Quote each record exactly, please, leaving none out.
----
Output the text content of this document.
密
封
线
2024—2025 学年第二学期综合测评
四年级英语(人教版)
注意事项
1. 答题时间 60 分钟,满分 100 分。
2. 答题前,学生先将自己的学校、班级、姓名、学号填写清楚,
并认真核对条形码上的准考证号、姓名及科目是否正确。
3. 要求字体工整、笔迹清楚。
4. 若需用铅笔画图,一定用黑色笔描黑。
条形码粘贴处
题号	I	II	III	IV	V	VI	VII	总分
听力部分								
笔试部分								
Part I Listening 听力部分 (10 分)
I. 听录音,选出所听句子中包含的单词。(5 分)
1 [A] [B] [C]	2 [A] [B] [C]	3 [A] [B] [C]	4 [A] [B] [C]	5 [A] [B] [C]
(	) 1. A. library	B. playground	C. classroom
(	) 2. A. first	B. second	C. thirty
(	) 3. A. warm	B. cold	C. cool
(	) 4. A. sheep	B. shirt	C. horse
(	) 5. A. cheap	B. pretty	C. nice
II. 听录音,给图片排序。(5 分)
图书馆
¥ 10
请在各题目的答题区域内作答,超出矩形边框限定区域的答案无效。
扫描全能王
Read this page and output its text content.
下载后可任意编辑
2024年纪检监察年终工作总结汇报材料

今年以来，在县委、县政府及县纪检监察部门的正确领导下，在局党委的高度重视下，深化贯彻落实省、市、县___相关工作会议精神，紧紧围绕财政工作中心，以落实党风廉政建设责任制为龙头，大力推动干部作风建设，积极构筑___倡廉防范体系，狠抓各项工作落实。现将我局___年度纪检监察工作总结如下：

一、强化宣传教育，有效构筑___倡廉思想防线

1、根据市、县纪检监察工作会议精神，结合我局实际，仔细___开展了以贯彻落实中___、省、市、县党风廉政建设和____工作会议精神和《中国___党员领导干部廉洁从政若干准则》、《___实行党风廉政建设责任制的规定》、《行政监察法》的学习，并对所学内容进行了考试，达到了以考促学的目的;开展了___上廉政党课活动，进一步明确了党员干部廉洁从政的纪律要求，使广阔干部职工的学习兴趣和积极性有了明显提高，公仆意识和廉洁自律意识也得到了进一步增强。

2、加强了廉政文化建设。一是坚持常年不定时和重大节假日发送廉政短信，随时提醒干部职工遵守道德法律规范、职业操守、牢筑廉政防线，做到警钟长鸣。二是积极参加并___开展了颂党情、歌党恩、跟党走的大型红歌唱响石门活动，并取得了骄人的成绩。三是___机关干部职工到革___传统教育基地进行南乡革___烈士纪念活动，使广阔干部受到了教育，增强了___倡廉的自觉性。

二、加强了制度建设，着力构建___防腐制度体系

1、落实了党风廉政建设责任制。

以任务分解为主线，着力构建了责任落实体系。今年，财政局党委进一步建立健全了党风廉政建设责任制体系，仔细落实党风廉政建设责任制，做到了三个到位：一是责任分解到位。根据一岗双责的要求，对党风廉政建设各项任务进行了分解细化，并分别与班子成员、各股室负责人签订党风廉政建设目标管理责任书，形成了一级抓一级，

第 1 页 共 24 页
----
§ The completed task
Output the text content of this document.
密
封
线
2024—2025 学年第二学期综合测评
四年级英语(人教版)
注意事项
1. 答题时间 60 分钟,满分 100 分。
2. 答题前,学生先将自己的学校、班级、姓名、学号填写清楚,
并认真核对条形码上的准考证号、姓名及科目是否正确。
3. 要求字体工整、笔迹清楚。
4. 若需用铅笔画图,一定用黑色笔描黑。
条形码粘贴处
题号	I	II	III	IV	V	VI	VII	总分
听力部分								
笔试部分								
Part I Listening 听力部分 (10 分)
I. 听录音,选出所听句子中包含的单词。(5 分)
1 [A] [B] [C]	2 [A] [B] [C]	3 [A] [B] [C]	4 [A] [B] [C]	5 [A] [B] [C]
(	) 1. A. library	B. playground	C. classroom
(	) 2. A. first	B. second	C. thirty
(	) 3. A. warm	B. cold	C. cool
(	) 4. A. sheep	B. shirt	C. horse
(	) 5. A. cheap	B. pretty	C. nice
II. 听录音,给图片排序。(5 分)
图书馆
¥ 10
请在各题目的答题区域内作答,超出矩形边框限定区域的答案无效。
扫描全能王
Read this page and output its text content.
下载后可任意编辑
2024年纪检监察年终工作总结汇报材料

今年以来，在县委、县政府及县纪检监察部门的正确领导下，在局党委的高度重视下，深化贯彻落实省、市、县___相关工作会议精神，紧紧围绕财政工作中心，以落实党风廉政建设责任制为龙头，大力推动干部作风建设，积极构筑___倡廉防范体系，狠抓各项工作落实。现将我局___年度纪检监察工作总结如下：

一、强化宣传教育，有效构筑___倡廉思想防线

1、根据市、县纪检监察工作会议精神，结合我局实际，仔细___开展了以贯彻落实中___、省、市、县党风廉政建设和____工作会议精神和《中国___党员领导干部廉洁从政若干准则》、《___实行党风廉政建设责任制的规定》、《行政监察法》的学习，并对所学内容进行了考试，达到了以考促学的目的;开展了___上廉政党课活动，进一步明确了党员干部廉洁从政的纪律要求，使广阔干部职工的学习兴趣和积极性有了明显提高，公仆意识和廉洁自律意识也得到了进一步增强。

2、加强了廉政文化建设。一是坚持常年不定时和重大节假日发送廉政短信，随时提醒干部职工遵守道德法律规范、职业操守、牢筑廉政防线，做到警钟长鸣。二是积极参加并___开展了颂党情、歌党恩、跟党走的大型红歌唱响石门活动，并取得了骄人的成绩。三是___机关干部职工到革___传统教育基地进行南乡革___烈士纪念活动，使广阔干部受到了教育，增强了___倡廉的自觉性。

二、加强了制度建设，着力构建___防腐制度体系

1、落实了党风廉政建设责任制。

以任务分解为主线，着力构建了责任落实体系。今年，财政局党委进一步建立健全了党风廉政建设责任制体系，仔细落实党风廉政建设责任制，做到了三个到位：一是责任分解到位。根据一岗双责的要求，对党风廉政建设各项任务进行了分解细化，并分别与班子成员、各股室负责人签订党风廉政建设目标管理责任书，形成了一级抓一级，

第 1 页 共 24 页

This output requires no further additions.